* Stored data
---+---

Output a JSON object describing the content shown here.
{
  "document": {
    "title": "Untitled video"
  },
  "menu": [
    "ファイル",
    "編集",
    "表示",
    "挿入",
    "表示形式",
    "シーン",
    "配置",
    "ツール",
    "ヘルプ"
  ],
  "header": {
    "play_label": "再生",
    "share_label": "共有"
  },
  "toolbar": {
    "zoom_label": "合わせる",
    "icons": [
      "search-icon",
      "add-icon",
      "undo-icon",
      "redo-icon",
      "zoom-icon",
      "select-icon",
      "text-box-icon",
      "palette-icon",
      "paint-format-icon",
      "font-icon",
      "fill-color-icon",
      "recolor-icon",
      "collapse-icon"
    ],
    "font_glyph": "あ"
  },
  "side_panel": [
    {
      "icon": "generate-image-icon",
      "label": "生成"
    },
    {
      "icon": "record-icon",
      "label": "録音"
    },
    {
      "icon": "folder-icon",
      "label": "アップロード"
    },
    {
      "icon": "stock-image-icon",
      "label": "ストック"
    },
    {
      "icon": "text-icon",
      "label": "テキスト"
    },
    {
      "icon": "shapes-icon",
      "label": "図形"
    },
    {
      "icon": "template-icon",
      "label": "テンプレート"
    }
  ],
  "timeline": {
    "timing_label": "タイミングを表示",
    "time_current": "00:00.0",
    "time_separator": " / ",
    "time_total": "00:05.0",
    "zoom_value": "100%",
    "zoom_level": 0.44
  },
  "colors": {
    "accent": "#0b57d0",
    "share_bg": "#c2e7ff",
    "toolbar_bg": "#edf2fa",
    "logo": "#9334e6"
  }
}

---+---

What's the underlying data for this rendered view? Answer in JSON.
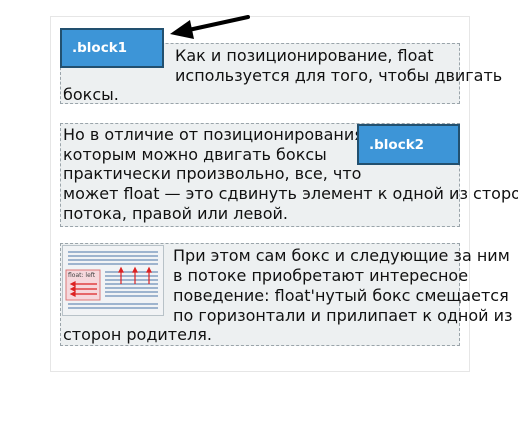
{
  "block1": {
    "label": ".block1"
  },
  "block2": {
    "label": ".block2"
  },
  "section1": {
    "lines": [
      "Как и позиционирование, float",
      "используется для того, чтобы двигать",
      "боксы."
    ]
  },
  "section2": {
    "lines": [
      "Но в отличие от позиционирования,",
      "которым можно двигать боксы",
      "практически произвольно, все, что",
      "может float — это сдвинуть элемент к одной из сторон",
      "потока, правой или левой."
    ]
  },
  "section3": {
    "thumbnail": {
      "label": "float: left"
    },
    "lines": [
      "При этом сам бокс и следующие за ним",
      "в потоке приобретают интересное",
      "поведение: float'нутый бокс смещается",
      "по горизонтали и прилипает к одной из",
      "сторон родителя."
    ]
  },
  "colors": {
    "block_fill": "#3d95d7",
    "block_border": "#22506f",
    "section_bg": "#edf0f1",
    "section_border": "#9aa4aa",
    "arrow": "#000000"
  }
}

---+---

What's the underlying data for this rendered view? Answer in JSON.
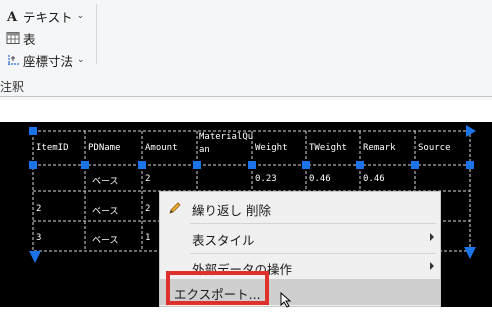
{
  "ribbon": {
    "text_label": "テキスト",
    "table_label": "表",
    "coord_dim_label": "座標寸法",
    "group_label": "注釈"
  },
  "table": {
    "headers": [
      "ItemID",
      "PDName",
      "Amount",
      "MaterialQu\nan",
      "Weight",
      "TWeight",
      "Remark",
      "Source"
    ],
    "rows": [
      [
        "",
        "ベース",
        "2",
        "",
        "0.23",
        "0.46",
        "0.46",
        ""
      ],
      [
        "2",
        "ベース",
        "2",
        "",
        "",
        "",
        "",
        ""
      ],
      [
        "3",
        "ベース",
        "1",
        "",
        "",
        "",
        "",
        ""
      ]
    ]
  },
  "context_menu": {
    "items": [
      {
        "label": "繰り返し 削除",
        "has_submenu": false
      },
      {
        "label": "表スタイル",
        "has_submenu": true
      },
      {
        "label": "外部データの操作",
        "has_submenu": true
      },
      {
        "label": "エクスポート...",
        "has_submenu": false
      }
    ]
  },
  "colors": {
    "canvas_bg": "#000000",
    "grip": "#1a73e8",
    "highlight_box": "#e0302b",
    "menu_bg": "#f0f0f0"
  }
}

---+---

* WORK TO DO
Gather all lines where the word "сторон" appears.

* FULL SOLUTION
      "может float — это сдвинуть элемент к одной из сторон",
      "сторон родителя."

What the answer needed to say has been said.